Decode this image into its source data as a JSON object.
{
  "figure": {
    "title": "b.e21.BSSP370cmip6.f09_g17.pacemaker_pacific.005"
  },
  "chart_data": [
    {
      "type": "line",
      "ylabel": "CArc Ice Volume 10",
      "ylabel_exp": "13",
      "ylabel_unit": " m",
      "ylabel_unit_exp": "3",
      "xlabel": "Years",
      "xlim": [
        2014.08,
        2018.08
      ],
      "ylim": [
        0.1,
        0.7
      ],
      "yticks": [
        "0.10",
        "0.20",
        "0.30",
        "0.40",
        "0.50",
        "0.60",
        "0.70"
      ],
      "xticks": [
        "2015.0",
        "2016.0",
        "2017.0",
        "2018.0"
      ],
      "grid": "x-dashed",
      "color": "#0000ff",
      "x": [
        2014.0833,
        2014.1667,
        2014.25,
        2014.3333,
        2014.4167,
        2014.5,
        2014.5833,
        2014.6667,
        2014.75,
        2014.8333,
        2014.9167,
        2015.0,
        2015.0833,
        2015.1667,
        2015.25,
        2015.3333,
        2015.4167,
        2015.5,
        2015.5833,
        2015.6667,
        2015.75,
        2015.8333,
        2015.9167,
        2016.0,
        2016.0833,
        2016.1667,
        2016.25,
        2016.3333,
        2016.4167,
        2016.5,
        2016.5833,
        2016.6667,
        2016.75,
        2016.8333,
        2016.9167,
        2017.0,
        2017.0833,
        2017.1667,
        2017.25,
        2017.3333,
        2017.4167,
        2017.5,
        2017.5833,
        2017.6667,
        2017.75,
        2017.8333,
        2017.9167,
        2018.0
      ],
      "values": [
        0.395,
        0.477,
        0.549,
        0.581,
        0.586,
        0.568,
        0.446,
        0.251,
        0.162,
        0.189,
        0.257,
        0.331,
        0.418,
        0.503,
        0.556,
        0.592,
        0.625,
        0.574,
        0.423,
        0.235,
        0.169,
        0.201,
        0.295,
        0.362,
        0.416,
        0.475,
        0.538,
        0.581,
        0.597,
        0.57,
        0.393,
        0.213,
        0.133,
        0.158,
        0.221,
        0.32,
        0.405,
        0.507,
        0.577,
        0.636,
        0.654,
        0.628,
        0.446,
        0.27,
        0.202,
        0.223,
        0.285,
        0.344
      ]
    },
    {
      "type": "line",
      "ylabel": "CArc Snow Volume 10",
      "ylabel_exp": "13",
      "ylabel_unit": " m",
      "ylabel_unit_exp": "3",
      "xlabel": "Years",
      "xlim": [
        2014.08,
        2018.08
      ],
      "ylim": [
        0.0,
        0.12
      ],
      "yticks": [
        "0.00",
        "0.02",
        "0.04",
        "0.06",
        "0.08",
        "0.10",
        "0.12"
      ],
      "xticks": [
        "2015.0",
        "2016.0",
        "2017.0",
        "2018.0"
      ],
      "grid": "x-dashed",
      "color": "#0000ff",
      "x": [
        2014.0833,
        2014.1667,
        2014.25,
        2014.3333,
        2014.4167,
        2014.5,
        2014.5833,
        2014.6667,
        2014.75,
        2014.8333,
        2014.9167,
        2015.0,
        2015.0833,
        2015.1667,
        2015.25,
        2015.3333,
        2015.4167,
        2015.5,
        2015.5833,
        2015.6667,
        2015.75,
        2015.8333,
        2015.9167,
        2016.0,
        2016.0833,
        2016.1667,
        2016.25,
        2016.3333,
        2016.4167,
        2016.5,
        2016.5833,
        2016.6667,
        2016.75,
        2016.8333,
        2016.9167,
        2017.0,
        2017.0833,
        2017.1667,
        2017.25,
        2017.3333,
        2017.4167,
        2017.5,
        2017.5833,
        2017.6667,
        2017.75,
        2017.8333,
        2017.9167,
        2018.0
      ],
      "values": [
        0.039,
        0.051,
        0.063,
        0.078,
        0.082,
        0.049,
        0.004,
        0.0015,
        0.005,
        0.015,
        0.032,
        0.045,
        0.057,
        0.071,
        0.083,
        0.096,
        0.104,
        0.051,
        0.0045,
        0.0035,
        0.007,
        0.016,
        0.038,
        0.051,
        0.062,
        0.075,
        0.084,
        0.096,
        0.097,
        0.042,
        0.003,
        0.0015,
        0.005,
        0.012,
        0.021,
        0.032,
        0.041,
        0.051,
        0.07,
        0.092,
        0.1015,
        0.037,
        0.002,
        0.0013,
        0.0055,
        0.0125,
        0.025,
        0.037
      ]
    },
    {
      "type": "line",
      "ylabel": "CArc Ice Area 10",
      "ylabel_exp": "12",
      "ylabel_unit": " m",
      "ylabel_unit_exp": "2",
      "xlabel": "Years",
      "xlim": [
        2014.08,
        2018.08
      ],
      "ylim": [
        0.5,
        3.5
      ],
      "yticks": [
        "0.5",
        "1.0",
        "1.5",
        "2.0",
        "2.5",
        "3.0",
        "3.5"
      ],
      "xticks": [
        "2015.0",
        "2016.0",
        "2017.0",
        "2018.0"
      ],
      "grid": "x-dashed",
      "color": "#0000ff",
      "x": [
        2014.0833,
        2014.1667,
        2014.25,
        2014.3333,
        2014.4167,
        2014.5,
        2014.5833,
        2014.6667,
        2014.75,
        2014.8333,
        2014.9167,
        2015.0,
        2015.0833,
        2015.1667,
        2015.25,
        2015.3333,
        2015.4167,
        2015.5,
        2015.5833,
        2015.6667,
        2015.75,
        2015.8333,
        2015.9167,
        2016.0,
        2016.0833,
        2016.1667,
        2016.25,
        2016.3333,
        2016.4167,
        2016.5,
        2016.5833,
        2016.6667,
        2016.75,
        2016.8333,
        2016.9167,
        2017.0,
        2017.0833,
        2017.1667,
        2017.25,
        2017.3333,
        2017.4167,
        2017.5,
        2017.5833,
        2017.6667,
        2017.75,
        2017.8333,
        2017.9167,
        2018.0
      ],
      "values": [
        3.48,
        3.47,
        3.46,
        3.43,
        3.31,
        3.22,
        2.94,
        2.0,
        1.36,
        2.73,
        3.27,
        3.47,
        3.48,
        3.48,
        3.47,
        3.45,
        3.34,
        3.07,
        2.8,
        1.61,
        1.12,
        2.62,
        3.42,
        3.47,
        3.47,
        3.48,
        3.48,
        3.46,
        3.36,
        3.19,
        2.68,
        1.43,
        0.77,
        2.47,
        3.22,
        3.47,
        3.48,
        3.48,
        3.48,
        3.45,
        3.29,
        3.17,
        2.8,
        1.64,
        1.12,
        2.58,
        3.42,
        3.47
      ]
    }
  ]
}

================

• [EXERCISE]: In this exercise, repeat all entries exactly.

• [CORRECT RESPONSE]:
Decode this image into its source data as a JSON object.
{
  "figure": {
    "title": "b.e21.BSSP370cmip6.f09_g17.pacemaker_pacific.005"
  },
  "chart_data": [
    {
      "type": "line",
      "ylabel": "CArc Ice Volume 10",
      "ylabel_exp": "13",
      "ylabel_unit": " m",
      "ylabel_unit_exp": "3",
      "xlabel": "Years",
      "xlim": [
        2014.08,
        2018.08
      ],
      "ylim": [
        0.1,
        0.7
      ],
      "yticks": [
        "0.10",
        "0.20",
        "0.30",
        "0.40",
        "0.50",
        "0.60",
        "0.70"
      ],
      "xticks": [
        "2015.0",
        "2016.0",
        "2017.0",
        "2018.0"
      ],
      "grid": "x-dashed",
      "color": "#0000ff",
      "x": [
        2014.0833,
        2014.1667,
        2014.25,
        2014.3333,
        2014.4167,
        2014.5,
        2014.5833,
        2014.6667,
        2014.75,
        2014.8333,
        2014.9167,
        2015.0,
        2015.0833,
        2015.1667,
        2015.25,
        2015.3333,
        2015.4167,
        2015.5,
        2015.5833,
        2015.6667,
        2015.75,
        2015.8333,
        2015.9167,
        2016.0,
        2016.0833,
        2016.1667,
        2016.25,
        2016.3333,
        2016.4167,
        2016.5,
        2016.5833,
        2016.6667,
        2016.75,
        2016.8333,
        2016.9167,
        2017.0,
        2017.0833,
        2017.1667,
        2017.25,
        2017.3333,
        2017.4167,
        2017.5,
        2017.5833,
        2017.6667,
        2017.75,
        2017.8333,
        2017.9167,
        2018.0
      ],
      "values": [
        0.395,
        0.477,
        0.549,
        0.581,
        0.586,
        0.568,
        0.446,
        0.251,
        0.162,
        0.189,
        0.257,
        0.331,
        0.418,
        0.503,
        0.556,
        0.592,
        0.625,
        0.574,
        0.423,
        0.235,
        0.169,
        0.201,
        0.295,
        0.362,
        0.416,
        0.475,
        0.538,
        0.581,
        0.597,
        0.57,
        0.393,
        0.213,
        0.133,
        0.158,
        0.221,
        0.32,
        0.405,
        0.507,
        0.577,
        0.636,
        0.654,
        0.628,
        0.446,
        0.27,
        0.202,
        0.223,
        0.285,
        0.344
      ]
    },
    {
      "type": "line",
      "ylabel": "CArc Snow Volume 10",
      "ylabel_exp": "13",
      "ylabel_unit": " m",
      "ylabel_unit_exp": "3",
      "xlabel": "Years",
      "xlim": [
        2014.08,
        2018.08
      ],
      "ylim": [
        0.0,
        0.12
      ],
      "yticks": [
        "0.00",
        "0.02",
        "0.04",
        "0.06",
        "0.08",
        "0.10",
        "0.12"
      ],
      "xticks": [
        "2015.0",
        "2016.0",
        "2017.0",
        "2018.0"
      ],
      "grid": "x-dashed",
      "color": "#0000ff",
      "x": [
        2014.0833,
        2014.1667,
        2014.25,
        2014.3333,
        2014.4167,
        2014.5,
        2014.5833,
        2014.6667,
        2014.75,
        2014.8333,
        2014.9167,
        2015.0,
        2015.0833,
        2015.1667,
        2015.25,
        2015.3333,
        2015.4167,
        2015.5,
        2015.5833,
        2015.6667,
        2015.75,
        2015.8333,
        2015.9167,
        2016.0,
        2016.0833,
        2016.1667,
        2016.25,
        2016.3333,
        2016.4167,
        2016.5,
        2016.5833,
        2016.6667,
        2016.75,
        2016.8333,
        2016.9167,
        2017.0,
        2017.0833,
        2017.1667,
        2017.25,
        2017.3333,
        2017.4167,
        2017.5,
        2017.5833,
        2017.6667,
        2017.75,
        2017.8333,
        2017.9167,
        2018.0
      ],
      "values": [
        0.039,
        0.051,
        0.063,
        0.078,
        0.082,
        0.049,
        0.004,
        0.0015,
        0.005,
        0.015,
        0.032,
        0.045,
        0.057,
        0.071,
        0.083,
        0.096,
        0.104,
        0.051,
        0.0045,
        0.0035,
        0.007,
        0.016,
        0.038,
        0.051,
        0.062,
        0.075,
        0.084,
        0.096,
        0.097,
        0.042,
        0.003,
        0.0015,
        0.005,
        0.012,
        0.021,
        0.032,
        0.041,
        0.051,
        0.07,
        0.092,
        0.1015,
        0.037,
        0.002,
        0.0013,
        0.0055,
        0.0125,
        0.025,
        0.037
      ]
    },
    {
      "type": "line",
      "ylabel": "CArc Ice Area 10",
      "ylabel_exp": "12",
      "ylabel_unit": " m",
      "ylabel_unit_exp": "2",
      "xlabel": "Years",
      "xlim": [
        2014.08,
        2018.08
      ],
      "ylim": [
        0.5,
        3.5
      ],
      "yticks": [
        "0.5",
        "1.0",
        "1.5",
        "2.0",
        "2.5",
        "3.0",
        "3.5"
      ],
      "xticks": [
        "2015.0",
        "2016.0",
        "2017.0",
        "2018.0"
      ],
      "grid": "x-dashed",
      "color": "#0000ff",
      "x": [
        2014.0833,
        2014.1667,
        2014.25,
        2014.3333,
        2014.4167,
        2014.5,
        2014.5833,
        2014.6667,
        2014.75,
        2014.8333,
        2014.9167,
        2015.0,
        2015.0833,
        2015.1667,
        2015.25,
        2015.3333,
        2015.4167,
        2015.5,
        2015.5833,
        2015.6667,
        2015.75,
        2015.8333,
        2015.9167,
        2016.0,
        2016.0833,
        2016.1667,
        2016.25,
        2016.3333,
        2016.4167,
        2016.5,
        2016.5833,
        2016.6667,
        2016.75,
        2016.8333,
        2016.9167,
        2017.0,
        2017.0833,
        2017.1667,
        2017.25,
        2017.3333,
        2017.4167,
        2017.5,
        2017.5833,
        2017.6667,
        2017.75,
        2017.8333,
        2017.9167,
        2018.0
      ],
      "values": [
        3.48,
        3.47,
        3.46,
        3.43,
        3.31,
        3.22,
        2.94,
        2.0,
        1.36,
        2.73,
        3.27,
        3.47,
        3.48,
        3.48,
        3.47,
        3.45,
        3.34,
        3.07,
        2.8,
        1.61,
        1.12,
        2.62,
        3.42,
        3.47,
        3.47,
        3.48,
        3.48,
        3.46,
        3.36,
        3.19,
        2.68,
        1.43,
        0.77,
        2.47,
        3.22,
        3.47,
        3.48,
        3.48,
        3.48,
        3.45,
        3.29,
        3.17,
        2.8,
        1.64,
        1.12,
        2.58,
        3.42,
        3.47
      ]
    }
  ]
}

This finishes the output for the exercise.